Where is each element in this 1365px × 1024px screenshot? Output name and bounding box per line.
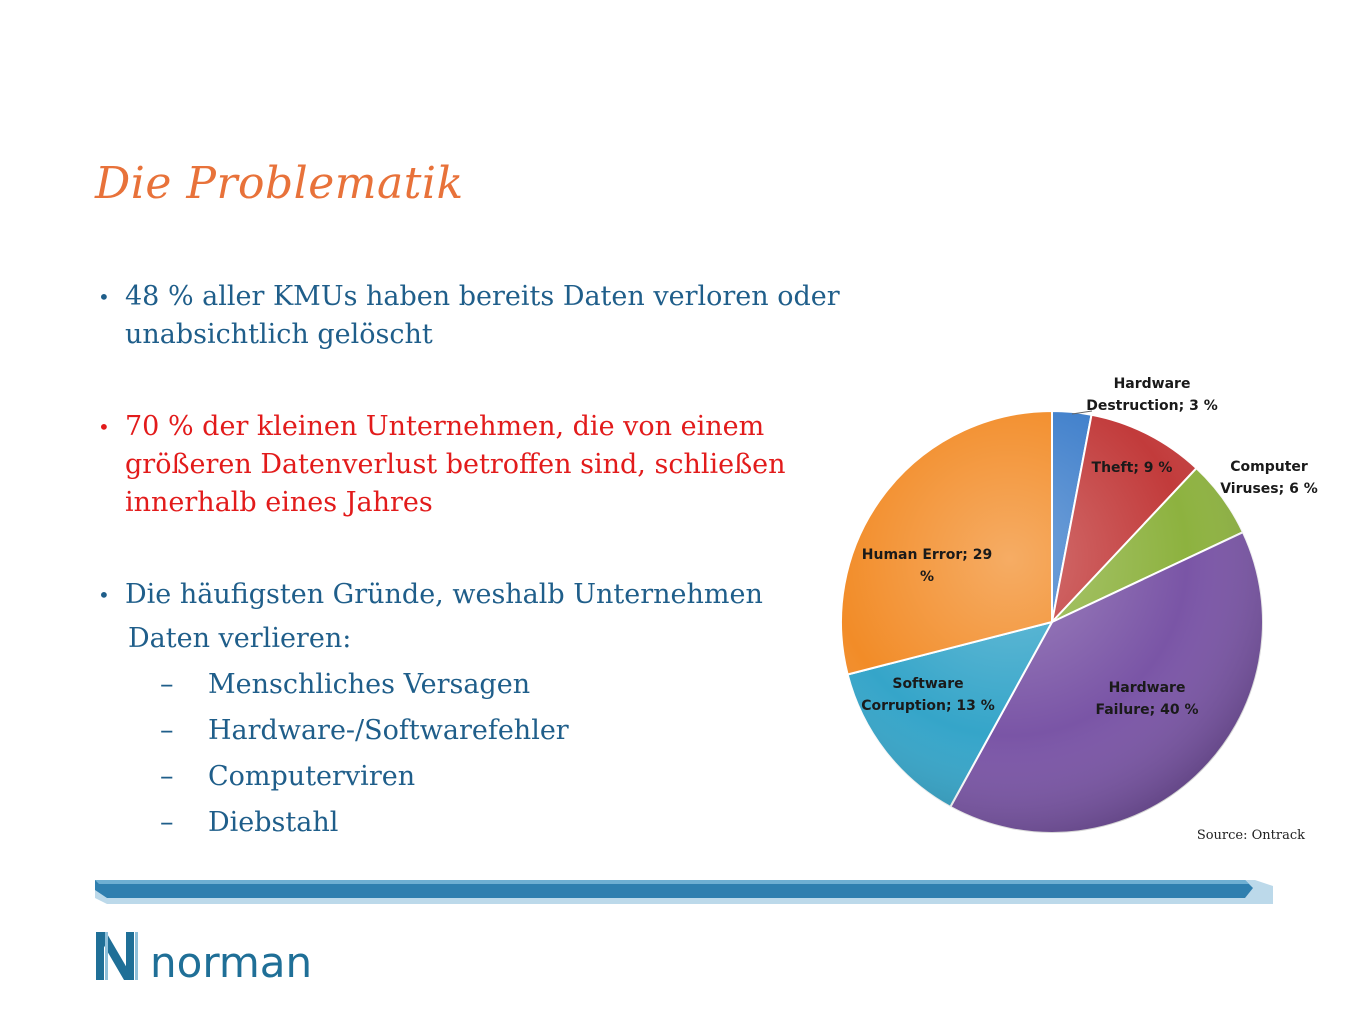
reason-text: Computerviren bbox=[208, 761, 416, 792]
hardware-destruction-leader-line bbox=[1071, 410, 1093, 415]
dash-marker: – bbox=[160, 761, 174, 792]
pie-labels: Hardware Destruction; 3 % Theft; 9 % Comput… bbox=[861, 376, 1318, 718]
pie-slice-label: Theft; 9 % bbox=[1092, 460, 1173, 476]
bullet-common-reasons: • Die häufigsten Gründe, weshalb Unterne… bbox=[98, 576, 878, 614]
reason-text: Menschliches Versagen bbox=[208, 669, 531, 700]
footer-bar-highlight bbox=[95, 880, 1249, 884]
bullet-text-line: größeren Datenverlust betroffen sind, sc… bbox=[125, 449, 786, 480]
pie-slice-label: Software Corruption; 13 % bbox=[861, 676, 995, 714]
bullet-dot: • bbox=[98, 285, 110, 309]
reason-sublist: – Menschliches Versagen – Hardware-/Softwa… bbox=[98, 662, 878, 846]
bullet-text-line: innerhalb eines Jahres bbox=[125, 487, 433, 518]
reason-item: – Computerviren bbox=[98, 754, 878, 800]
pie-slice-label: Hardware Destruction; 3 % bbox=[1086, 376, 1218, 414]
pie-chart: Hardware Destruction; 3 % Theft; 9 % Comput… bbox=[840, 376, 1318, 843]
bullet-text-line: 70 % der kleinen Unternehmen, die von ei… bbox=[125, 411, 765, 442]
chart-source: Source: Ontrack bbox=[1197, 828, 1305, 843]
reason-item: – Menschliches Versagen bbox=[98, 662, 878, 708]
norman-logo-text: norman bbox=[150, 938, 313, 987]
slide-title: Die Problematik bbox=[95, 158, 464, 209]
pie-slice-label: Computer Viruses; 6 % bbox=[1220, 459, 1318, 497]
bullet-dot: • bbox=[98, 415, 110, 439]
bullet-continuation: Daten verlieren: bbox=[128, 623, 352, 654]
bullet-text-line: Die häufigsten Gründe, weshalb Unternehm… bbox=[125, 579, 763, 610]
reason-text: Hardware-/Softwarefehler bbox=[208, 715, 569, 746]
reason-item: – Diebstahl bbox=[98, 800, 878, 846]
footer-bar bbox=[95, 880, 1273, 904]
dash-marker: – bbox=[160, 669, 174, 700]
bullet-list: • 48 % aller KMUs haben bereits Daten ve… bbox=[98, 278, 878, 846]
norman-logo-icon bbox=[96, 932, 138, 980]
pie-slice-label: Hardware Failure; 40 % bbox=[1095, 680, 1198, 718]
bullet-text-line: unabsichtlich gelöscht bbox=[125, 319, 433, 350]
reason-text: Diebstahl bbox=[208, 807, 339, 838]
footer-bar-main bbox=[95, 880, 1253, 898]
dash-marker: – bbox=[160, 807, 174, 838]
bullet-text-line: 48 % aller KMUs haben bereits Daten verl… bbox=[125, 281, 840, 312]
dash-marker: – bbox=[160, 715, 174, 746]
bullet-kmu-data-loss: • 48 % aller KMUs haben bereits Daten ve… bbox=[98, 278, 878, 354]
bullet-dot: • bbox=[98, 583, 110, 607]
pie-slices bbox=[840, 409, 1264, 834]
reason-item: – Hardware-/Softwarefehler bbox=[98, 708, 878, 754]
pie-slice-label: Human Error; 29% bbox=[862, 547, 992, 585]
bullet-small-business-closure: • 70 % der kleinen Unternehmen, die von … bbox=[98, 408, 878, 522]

#####

◆ Instructions for the task
One number only, please: the count of lines in the material holding the word "Gründe".

◆ Response area
2